- _Stated goal_
From the listing below, pull each line that includes "this".

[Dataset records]
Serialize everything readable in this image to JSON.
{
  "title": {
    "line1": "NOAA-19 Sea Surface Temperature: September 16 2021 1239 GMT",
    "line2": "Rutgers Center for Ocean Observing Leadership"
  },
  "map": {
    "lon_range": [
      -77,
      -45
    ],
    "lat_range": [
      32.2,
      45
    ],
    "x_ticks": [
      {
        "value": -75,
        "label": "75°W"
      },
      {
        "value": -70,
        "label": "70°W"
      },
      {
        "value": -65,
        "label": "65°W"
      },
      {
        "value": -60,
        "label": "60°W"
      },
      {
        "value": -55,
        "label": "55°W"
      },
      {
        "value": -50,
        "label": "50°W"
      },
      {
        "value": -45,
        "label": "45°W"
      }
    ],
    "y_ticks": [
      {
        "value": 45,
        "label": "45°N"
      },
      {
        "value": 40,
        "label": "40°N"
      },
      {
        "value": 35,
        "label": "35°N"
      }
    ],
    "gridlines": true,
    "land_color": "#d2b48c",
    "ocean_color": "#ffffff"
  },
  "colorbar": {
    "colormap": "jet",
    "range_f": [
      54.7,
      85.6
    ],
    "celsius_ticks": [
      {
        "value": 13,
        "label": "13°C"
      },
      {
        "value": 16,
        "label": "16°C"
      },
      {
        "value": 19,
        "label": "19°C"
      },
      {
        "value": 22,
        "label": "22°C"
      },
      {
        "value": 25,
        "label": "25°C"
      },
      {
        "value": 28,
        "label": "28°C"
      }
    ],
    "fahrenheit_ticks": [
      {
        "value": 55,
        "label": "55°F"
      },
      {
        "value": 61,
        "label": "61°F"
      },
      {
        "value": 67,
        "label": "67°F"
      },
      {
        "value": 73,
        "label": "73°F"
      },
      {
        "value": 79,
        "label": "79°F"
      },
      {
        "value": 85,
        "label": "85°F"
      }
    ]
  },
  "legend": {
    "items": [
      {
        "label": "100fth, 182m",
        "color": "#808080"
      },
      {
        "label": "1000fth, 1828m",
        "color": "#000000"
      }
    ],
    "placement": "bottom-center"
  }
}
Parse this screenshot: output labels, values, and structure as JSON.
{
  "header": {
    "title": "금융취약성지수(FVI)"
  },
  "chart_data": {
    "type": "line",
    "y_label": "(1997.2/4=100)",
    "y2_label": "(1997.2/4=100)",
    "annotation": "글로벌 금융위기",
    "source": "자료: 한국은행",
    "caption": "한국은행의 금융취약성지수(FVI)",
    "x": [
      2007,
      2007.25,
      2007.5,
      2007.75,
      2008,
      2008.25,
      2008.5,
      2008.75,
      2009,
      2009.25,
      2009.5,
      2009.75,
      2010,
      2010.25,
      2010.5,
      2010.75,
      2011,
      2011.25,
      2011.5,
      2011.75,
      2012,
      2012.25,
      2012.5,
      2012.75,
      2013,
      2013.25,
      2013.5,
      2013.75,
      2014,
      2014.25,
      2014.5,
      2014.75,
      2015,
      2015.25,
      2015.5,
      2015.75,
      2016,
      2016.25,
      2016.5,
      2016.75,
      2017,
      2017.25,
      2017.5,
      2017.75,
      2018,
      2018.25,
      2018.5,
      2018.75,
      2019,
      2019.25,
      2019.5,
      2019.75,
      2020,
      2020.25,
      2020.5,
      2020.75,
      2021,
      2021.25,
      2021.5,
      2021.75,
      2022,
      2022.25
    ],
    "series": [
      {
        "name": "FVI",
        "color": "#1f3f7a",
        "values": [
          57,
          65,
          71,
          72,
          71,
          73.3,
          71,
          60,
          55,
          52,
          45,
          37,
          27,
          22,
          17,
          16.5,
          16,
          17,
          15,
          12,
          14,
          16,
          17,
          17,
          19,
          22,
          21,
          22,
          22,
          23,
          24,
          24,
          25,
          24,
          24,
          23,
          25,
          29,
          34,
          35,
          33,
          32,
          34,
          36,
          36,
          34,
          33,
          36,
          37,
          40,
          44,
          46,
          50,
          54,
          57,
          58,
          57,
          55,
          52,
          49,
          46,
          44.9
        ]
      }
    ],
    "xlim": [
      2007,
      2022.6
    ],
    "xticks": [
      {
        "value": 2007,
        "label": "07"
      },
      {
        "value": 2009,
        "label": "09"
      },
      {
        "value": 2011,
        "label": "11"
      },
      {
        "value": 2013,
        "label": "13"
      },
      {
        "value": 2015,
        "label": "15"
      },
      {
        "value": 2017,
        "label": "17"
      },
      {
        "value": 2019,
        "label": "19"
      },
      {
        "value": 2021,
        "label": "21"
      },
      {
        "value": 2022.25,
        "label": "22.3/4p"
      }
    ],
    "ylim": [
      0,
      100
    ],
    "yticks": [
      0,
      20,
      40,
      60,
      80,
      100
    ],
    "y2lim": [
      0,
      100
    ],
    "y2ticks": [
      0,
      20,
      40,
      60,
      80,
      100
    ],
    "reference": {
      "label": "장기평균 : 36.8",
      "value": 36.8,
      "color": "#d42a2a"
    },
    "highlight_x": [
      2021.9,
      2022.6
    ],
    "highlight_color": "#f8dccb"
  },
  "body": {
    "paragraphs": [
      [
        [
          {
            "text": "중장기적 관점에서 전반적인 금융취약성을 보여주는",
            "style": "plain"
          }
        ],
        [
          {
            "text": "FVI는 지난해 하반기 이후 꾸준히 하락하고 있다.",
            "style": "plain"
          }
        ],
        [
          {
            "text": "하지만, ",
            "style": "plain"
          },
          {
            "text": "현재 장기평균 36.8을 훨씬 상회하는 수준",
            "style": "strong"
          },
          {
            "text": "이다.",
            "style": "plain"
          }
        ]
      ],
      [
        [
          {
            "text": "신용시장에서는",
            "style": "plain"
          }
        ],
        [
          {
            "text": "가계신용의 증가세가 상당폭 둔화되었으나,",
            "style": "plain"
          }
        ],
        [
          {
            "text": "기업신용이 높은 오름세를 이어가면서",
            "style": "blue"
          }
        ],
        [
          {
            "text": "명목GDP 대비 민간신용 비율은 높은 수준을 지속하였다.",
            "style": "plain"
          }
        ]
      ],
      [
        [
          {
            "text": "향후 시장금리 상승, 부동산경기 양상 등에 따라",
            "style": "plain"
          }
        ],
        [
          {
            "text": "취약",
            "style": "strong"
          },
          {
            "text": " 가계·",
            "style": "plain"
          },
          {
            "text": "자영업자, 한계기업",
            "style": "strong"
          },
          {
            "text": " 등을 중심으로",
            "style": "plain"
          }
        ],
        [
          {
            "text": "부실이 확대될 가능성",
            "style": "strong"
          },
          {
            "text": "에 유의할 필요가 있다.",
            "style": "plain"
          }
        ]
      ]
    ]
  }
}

- _Written response_
Serialize everything readable in this image to JSON.
Parse this screenshot: output labels, values, and structure as JSON.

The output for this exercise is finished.